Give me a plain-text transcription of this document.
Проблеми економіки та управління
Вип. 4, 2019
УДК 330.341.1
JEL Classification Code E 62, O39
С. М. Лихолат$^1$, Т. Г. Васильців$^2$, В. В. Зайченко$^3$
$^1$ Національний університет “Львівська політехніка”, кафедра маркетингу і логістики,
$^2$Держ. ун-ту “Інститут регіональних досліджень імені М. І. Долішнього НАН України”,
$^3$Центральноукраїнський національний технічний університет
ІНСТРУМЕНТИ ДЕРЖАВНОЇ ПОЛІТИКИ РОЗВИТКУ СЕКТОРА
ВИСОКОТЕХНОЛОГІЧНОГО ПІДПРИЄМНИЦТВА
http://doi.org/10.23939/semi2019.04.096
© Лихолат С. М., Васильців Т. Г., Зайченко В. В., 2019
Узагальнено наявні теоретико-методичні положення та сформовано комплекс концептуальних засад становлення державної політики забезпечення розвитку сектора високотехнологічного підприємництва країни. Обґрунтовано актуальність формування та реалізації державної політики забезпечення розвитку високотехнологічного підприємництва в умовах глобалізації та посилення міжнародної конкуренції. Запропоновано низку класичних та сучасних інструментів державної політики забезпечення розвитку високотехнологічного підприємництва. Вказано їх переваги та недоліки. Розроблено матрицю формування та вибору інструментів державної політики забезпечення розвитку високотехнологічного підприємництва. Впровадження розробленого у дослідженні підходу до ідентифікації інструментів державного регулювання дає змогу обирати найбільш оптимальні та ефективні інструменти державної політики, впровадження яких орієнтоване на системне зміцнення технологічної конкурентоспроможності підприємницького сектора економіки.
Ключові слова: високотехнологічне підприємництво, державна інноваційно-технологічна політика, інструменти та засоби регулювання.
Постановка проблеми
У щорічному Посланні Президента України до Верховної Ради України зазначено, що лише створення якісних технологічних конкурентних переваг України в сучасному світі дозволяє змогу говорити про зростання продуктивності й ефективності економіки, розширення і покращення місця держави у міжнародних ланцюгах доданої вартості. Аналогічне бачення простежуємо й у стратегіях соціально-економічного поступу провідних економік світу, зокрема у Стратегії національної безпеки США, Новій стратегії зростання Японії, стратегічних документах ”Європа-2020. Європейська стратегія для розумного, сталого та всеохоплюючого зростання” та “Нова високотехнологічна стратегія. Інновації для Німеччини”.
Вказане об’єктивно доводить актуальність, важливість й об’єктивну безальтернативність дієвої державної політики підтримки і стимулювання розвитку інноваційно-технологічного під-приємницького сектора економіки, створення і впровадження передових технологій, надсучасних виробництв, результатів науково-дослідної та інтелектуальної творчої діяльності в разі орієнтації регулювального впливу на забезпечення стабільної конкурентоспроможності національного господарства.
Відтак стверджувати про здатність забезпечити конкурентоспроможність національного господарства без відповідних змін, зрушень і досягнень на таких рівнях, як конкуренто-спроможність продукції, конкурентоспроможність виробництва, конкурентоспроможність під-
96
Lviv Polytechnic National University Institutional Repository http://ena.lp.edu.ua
##########
Requirement.
Every record should be repeated exactly; please leave none out.

Response.
Give me a plain-text transcription of this document.
Проблеми економіки та управління
Вип. 4, 2019
УДК 330.341.1
JEL Classification Code E 62, O39
С. М. Лихолат$^1$, Т. Г. Васильців$^2$, В. В. Зайченко$^3$
$^1$ Національний університет “Львівська політехніка”, кафедра маркетингу і логістики,
$^2$Держ. ун-ту “Інститут регіональних досліджень імені М. І. Долішнього НАН України”,
$^3$Центральноукраїнський національний технічний університет
ІНСТРУМЕНТИ ДЕРЖАВНОЇ ПОЛІТИКИ РОЗВИТКУ СЕКТОРА
ВИСОКОТЕХНОЛОГІЧНОГО ПІДПРИЄМНИЦТВА
http://doi.org/10.23939/semi2019.04.096
© Лихолат С. М., Васильців Т. Г., Зайченко В. В., 2019
Узагальнено наявні теоретико-методичні положення та сформовано комплекс концептуальних засад становлення державної політики забезпечення розвитку сектора високотехнологічного підприємництва країни. Обґрунтовано актуальність формування та реалізації державної політики забезпечення розвитку високотехнологічного підприємництва в умовах глобалізації та посилення міжнародної конкуренції. Запропоновано низку класичних та сучасних інструментів державної політики забезпечення розвитку високотехнологічного підприємництва. Вказано їх переваги та недоліки. Розроблено матрицю формування та вибору інструментів державної політики забезпечення розвитку високотехнологічного підприємництва. Впровадження розробленого у дослідженні підходу до ідентифікації інструментів державного регулювання дає змогу обирати найбільш оптимальні та ефективні інструменти державної політики, впровадження яких орієнтоване на системне зміцнення технологічної конкурентоспроможності підприємницького сектора економіки.
Ключові слова: високотехнологічне підприємництво, державна інноваційно-технологічна політика, інструменти та засоби регулювання.
Постановка проблеми
У щорічному Посланні Президента України до Верховної Ради України зазначено, що лише створення якісних технологічних конкурентних переваг України в сучасному світі дозволяє змогу говорити про зростання продуктивності й ефективності економіки, розширення і покращення місця держави у міжнародних ланцюгах доданої вартості. Аналогічне бачення простежуємо й у стратегіях соціально-економічного поступу провідних економік світу, зокрема у Стратегії національної безпеки США, Новій стратегії зростання Японії, стратегічних документах ”Європа-2020. Європейська стратегія для розумного, сталого та всеохоплюючого зростання” та “Нова високотехнологічна стратегія. Інновації для Німеччини”.
Вказане об’єктивно доводить актуальність, важливість й об’єктивну безальтернативність дієвої державної політики підтримки і стимулювання розвитку інноваційно-технологічного під-приємницького сектора економіки, створення і впровадження передових технологій, надсучасних виробництв, результатів науково-дослідної та інтелектуальної творчої діяльності в разі орієнтації регулювального впливу на забезпечення стабільної конкурентоспроможності національного господарства.
Відтак стверджувати про здатність забезпечити конкурентоспроможність національного господарства без відповідних змін, зрушень і досягнень на таких рівнях, як конкуренто-спроможність продукції, конкурентоспроможність виробництва, конкурентоспроможність під-
96
Lviv Polytechnic National University Institutional Repository http://ena.lp.edu.ua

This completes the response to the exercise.